◆ **Stated exercise**
Your copy of the material must match it exactly, except that pictures are dropped.

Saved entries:
>> BEGIN
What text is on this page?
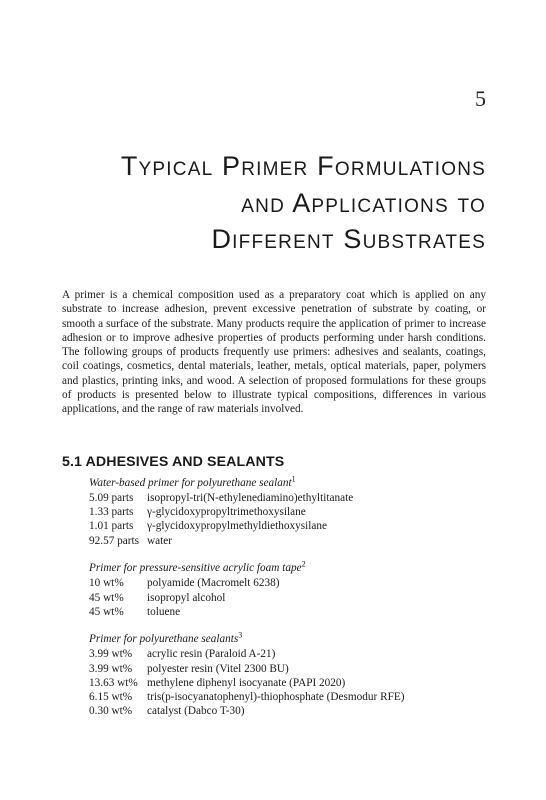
5
Typical Primer Formulations
and Applications to
Different Substrates

A primer is a chemical composition used as a preparatory coat which is applied on any substrate to increase adhesion, prevent excessive penetration of substrate by coating, or smooth a surface of the substrate. Many products require the application of primer to increase adhesion or to improve adhesive properties of products performing under harsh conditions. The following groups of products frequently use primers: adhesives and sealants, coatings, coil coatings, cosmetics, dental materials, leather, metals, optical materials, paper, polymers and plastics, printing inks, and wood. A selection of proposed formulations for these groups of products is presented below to illustrate typical compositions, differences in various applications, and the range of raw materials involved.

5.1 ADHESIVES AND SEALANTS
Water-based primer for polyurethane sealant$^1$
5.09 parts	isopropyl-tri(N-ethylenediamino)ethyltitanate
1.33 parts	γ-glycidoxypropyltrimethoxysilane
1.01 parts	γ-glycidoxypropylmethyldiethoxysilane
92.57 parts water
Primer for pressure-sensitive acrylic foam tape$^2$
10 wt%	polyamide (Macromelt 6238)
45 wt%	isopropyl alcohol
45 wt%	toluene
Primer for polyurethane sealants$^3$
3.99 wt%	acrylic resin (Paraloid A-21)
3.99 wt%	polyester resin (Vitel 2300 BU)
13.63 wt% methylene diphenyl isocyanate (PAPI 2020)
6.15 wt%	tris(p-isocyanatophenyl)-thiophosphate (Desmodur RFE)
0.30 wt%	catalyst (Dabco T-30)
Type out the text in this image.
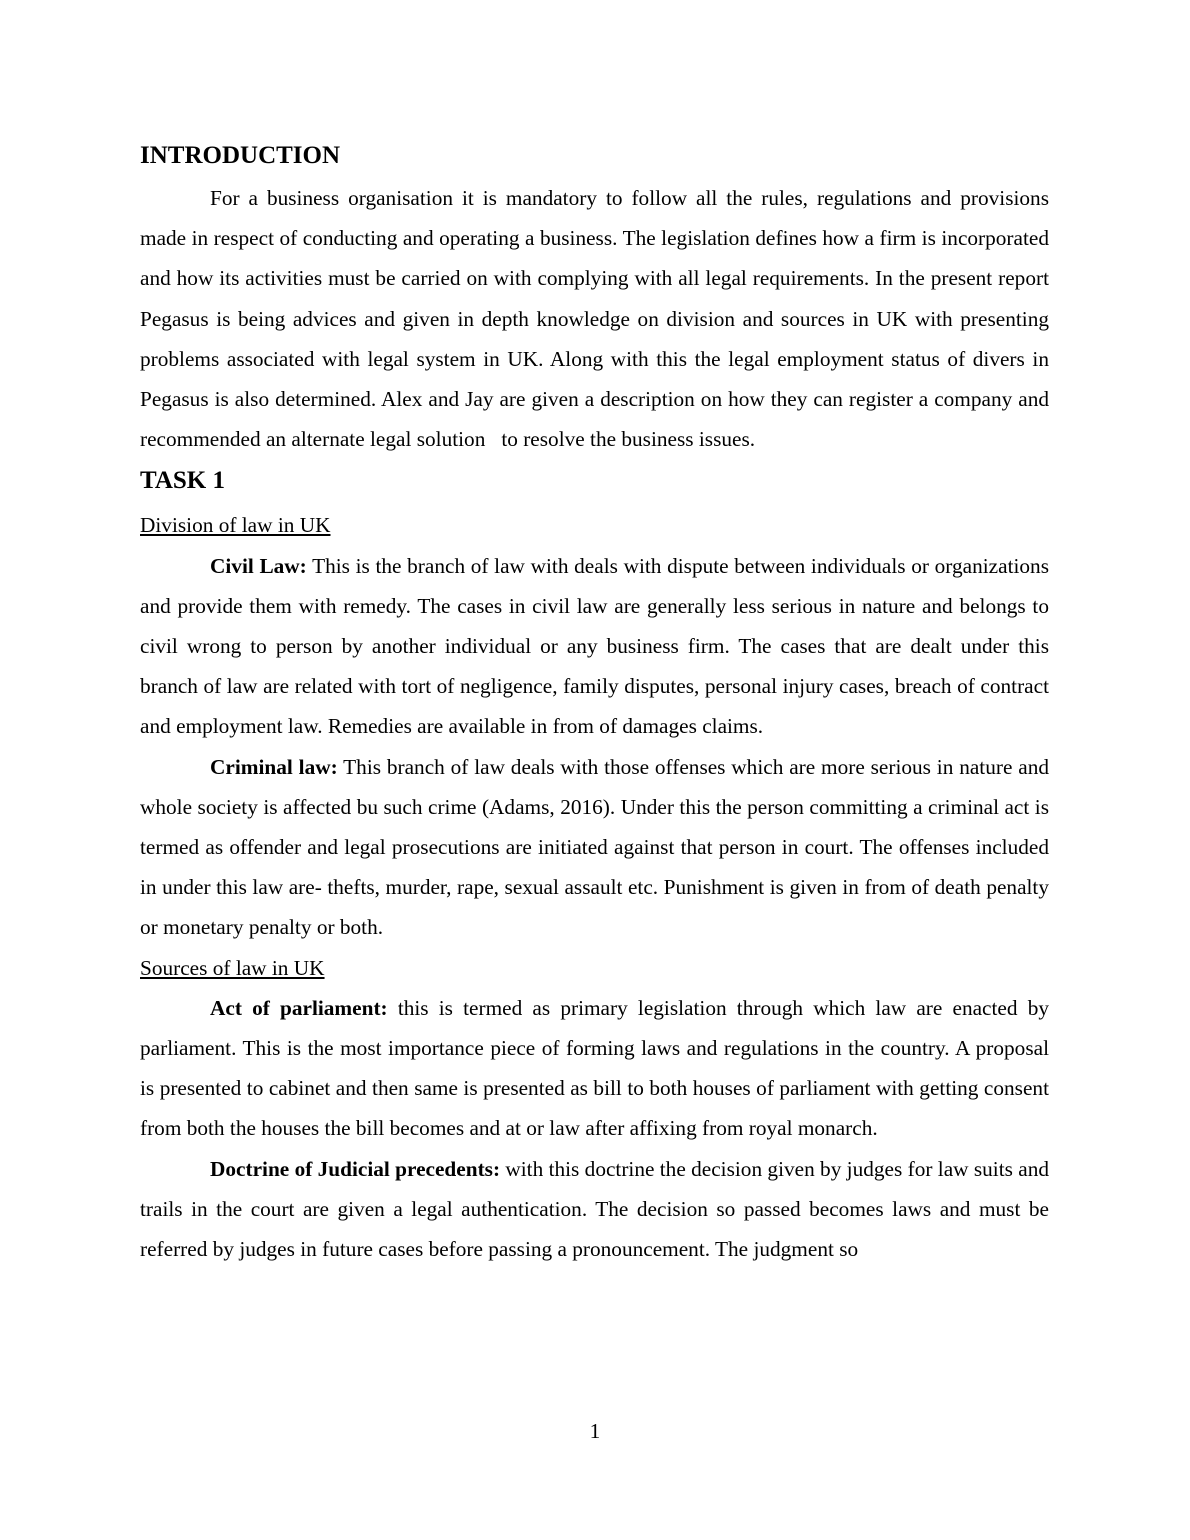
INTRODUCTION

For a business organisation it is mandatory to follow all the rules, regulations and provisions made in respect of conducting and operating a business. The legislation defines how a firm is incorporated and how its activities must be carried on with complying with all legal requirements. In the present report Pegasus is being advices and given in depth knowledge on division and sources in UK with presenting   problems associated with legal system in UK. Along with this the legal employment status of divers in Pegasus is also determined. Alex and Jay are given a description on how they can register a company and recommended an alternate legal solution   to resolve the business issues.

TASK 1

Division of law in UK

Civil Law: This is the branch of law with deals with dispute between individuals or organizations and provide them with remedy. The cases in civil law are generally less serious in nature and belongs to civil wrong to person by another individual or any business firm. The cases that are dealt under this branch of law are related with tort of negligence, family disputes, personal injury cases, breach of contract and employment law. Remedies are available in from of damages claims.

Criminal law: This branch of law deals with those offenses which are more serious in nature and whole society is affected bu such crime (Adams, 2016). Under this the person committing a criminal act is termed as offender and legal prosecutions are initiated against that person in court. The offenses included in under this law are- thefts, murder, rape, sexual assault etc. Punishment is given in from of death penalty or monetary penalty or both.

Sources of law in UK

Act of parliament: this is termed as primary legislation through which law are enacted by parliament. This is the most importance piece of forming laws and regulations in the country. A proposal is presented to cabinet and then same is presented as bill to both houses of parliament with getting consent from both the houses the bill becomes and at or law after affixing from royal monarch.

Doctrine of Judicial precedents: with this doctrine the decision given by judges for law suits and trails in the court are given a legal authentication. The decision so passed becomes laws and must be referred by judges in future cases before passing a pronouncement. The judgment so

1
>> END
◆ **Task response**
What text is on this page?
5
Typical Primer Formulations
and Applications to
Different Substrates

A primer is a chemical composition used as a preparatory coat which is applied on any substrate to increase adhesion, prevent excessive penetration of substrate by coating, or smooth a surface of the substrate. Many products require the application of primer to increase adhesion or to improve adhesive properties of products performing under harsh conditions. The following groups of products frequently use primers: adhesives and sealants, coatings, coil coatings, cosmetics, dental materials, leather, metals, optical materials, paper, polymers and plastics, printing inks, and wood. A selection of proposed formulations for these groups of products is presented below to illustrate typical compositions, differences in various applications, and the range of raw materials involved.

5.1 ADHESIVES AND SEALANTS
Water-based primer for polyurethane sealant$^1$
5.09 parts	isopropyl-tri(N-ethylenediamino)ethyltitanate
1.33 parts	γ-glycidoxypropyltrimethoxysilane
1.01 parts	γ-glycidoxypropylmethyldiethoxysilane
92.57 parts water
Primer for pressure-sensitive acrylic foam tape$^2$
10 wt%	polyamide (Macromelt 6238)
45 wt%	isopropyl alcohol
45 wt%	toluene
Primer for polyurethane sealants$^3$
3.99 wt%	acrylic resin (Paraloid A-21)
3.99 wt%	polyester resin (Vitel 2300 BU)
13.63 wt% methylene diphenyl isocyanate (PAPI 2020)
6.15 wt%	tris(p-isocyanatophenyl)-thiophosphate (Desmodur RFE)
0.30 wt%	catalyst (Dabco T-30)
Type out the text in this image.
INTRODUCTION

For a business organisation it is mandatory to follow all the rules, regulations and provisions made in respect of conducting and operating a business. The legislation defines how a firm is incorporated and how its activities must be carried on with complying with all legal requirements. In the present report Pegasus is being advices and given in depth knowledge on division and sources in UK with presenting   problems associated with legal system in UK. Along with this the legal employment status of divers in Pegasus is also determined. Alex and Jay are given a description on how they can register a company and recommended an alternate legal solution   to resolve the business issues.

TASK 1

Division of law in UK

Civil Law: This is the branch of law with deals with dispute between individuals or organizations and provide them with remedy. The cases in civil law are generally less serious in nature and belongs to civil wrong to person by another individual or any business firm. The cases that are dealt under this branch of law are related with tort of negligence, family disputes, personal injury cases, breach of contract and employment law. Remedies are available in from of damages claims.

Criminal law: This branch of law deals with those offenses which are more serious in nature and whole society is affected bu such crime (Adams, 2016). Under this the person committing a criminal act is termed as offender and legal prosecutions are initiated against that person in court. The offenses included in under this law are- thefts, murder, rape, sexual assault etc. Punishment is given in from of death penalty or monetary penalty or both.

Sources of law in UK

Act of parliament: this is termed as primary legislation through which law are enacted by parliament. This is the most importance piece of forming laws and regulations in the country. A proposal is presented to cabinet and then same is presented as bill to both houses of parliament with getting consent from both the houses the bill becomes and at or law after affixing from royal monarch.

Doctrine of Judicial precedents: with this doctrine the decision given by judges for law suits and trails in the court are given a legal authentication. The decision so passed becomes laws and must be referred by judges in future cases before passing a pronouncement. The judgment so

1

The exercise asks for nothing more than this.